┌────────

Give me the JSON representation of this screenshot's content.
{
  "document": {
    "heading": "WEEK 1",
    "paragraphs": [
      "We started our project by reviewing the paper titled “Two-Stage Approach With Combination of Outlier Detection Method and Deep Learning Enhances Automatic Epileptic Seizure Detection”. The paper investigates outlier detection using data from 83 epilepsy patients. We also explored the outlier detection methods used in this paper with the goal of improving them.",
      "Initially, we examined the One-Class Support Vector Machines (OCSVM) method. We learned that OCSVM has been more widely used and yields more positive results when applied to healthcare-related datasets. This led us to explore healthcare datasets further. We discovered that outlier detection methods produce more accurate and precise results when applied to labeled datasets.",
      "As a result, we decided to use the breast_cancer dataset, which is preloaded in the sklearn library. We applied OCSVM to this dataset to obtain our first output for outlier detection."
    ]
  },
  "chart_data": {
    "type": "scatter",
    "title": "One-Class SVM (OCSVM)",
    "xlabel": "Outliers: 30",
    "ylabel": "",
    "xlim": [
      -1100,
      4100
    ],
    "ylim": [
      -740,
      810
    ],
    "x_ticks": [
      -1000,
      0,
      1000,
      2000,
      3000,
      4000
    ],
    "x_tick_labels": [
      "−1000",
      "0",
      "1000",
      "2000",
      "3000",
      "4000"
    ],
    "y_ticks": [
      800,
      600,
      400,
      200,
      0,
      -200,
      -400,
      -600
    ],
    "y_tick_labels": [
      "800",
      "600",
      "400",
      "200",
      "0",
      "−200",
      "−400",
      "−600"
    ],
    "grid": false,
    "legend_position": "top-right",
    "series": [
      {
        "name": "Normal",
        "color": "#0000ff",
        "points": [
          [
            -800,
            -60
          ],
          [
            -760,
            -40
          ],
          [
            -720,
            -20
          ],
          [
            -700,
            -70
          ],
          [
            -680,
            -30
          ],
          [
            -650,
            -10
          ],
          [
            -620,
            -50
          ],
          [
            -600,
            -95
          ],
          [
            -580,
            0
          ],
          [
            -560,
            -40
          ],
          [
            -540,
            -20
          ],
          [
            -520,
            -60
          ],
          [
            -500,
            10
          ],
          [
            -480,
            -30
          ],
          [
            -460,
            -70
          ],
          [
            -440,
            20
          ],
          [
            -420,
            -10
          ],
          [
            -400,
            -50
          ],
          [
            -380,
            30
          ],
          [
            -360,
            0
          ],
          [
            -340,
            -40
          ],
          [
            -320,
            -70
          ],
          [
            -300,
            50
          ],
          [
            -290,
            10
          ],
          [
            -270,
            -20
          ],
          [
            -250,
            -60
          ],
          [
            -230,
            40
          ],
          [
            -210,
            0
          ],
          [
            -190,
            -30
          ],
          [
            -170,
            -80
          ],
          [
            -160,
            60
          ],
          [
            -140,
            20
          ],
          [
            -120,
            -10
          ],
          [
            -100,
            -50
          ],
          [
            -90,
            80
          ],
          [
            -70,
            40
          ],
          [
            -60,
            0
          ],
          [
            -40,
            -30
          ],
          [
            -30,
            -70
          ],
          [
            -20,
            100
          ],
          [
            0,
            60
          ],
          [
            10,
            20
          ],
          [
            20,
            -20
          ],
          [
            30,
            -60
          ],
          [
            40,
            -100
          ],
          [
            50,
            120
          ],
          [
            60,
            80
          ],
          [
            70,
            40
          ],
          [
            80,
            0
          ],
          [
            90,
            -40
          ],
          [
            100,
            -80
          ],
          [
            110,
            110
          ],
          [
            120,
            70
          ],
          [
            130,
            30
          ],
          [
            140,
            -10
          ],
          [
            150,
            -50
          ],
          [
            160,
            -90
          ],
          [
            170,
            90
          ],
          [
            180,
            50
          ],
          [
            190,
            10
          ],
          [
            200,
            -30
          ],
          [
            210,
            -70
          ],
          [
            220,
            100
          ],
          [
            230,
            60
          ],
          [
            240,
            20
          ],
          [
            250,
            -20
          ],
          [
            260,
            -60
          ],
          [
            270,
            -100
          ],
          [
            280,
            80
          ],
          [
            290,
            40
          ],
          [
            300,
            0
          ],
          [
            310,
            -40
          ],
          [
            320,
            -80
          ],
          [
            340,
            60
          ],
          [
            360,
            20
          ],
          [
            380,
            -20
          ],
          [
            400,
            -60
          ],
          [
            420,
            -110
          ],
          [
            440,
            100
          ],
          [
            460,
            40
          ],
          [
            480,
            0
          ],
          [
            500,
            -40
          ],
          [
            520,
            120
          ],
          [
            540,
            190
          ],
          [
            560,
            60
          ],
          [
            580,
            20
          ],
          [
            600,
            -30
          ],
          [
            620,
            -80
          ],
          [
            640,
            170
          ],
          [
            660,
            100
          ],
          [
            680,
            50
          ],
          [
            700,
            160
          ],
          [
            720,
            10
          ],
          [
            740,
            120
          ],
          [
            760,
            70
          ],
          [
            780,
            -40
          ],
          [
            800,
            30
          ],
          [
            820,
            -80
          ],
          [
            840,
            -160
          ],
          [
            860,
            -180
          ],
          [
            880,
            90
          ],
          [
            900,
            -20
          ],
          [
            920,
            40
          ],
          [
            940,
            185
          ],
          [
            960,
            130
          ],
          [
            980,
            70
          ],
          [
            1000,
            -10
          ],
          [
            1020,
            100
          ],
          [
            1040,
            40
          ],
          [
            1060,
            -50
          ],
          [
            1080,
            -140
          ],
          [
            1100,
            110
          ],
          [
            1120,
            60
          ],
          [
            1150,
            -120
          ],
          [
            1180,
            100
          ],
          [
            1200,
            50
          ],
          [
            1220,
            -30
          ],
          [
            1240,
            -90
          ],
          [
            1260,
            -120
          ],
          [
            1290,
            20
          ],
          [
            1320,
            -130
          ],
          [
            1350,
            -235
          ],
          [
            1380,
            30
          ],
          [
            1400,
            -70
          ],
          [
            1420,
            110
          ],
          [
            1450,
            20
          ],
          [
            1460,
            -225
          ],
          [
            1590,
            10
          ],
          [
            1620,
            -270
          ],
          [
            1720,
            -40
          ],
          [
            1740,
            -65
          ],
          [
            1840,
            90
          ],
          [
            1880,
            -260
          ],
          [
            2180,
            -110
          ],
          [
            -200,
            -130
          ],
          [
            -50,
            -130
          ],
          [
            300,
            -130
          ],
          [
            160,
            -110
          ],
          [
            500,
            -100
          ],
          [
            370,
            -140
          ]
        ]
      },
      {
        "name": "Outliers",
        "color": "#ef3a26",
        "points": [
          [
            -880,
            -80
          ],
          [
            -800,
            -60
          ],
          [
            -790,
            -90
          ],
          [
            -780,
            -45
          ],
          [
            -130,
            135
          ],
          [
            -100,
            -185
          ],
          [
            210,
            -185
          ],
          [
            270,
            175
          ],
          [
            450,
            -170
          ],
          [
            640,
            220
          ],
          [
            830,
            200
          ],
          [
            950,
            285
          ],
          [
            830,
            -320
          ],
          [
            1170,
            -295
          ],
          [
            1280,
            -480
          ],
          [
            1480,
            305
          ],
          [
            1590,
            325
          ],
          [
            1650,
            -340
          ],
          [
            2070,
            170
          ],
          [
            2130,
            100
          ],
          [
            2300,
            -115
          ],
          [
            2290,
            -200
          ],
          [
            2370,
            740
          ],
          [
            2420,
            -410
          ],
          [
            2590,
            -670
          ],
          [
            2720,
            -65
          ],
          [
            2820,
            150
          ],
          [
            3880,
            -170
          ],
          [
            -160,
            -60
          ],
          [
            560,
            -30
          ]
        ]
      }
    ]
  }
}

└────────

Problem statement ▸ Each line in the records above that contains the word "detection" must be copied.

Expected answer ▸
      "We started our project by reviewing the paper titled “Two-Stage Approach With Combination of Outlier Detection Method and Deep Learning Enhances Automatic Epileptic Seizure Detection”. The paper investigates outlier detection using data from 83 epilepsy patients. We also explored the outlier detection methods used in this paper with the goal of improving them.",
      "Initially, we examined the One-Class Support Vector Machines (OCSVM) method. We learned that OCSVM has been more widely used and yields more positive results when applied to healthcare-related datasets. This led us to explore healthcare datasets further. We discovered that outlier detection methods produce more accurate and precise results when applied to labeled datasets.",
      "As a result, we decided to use the breast_cancer dataset, which is preloaded in the sklearn library. We applied OCSVM to this dataset to obtain our first output for outlier detection."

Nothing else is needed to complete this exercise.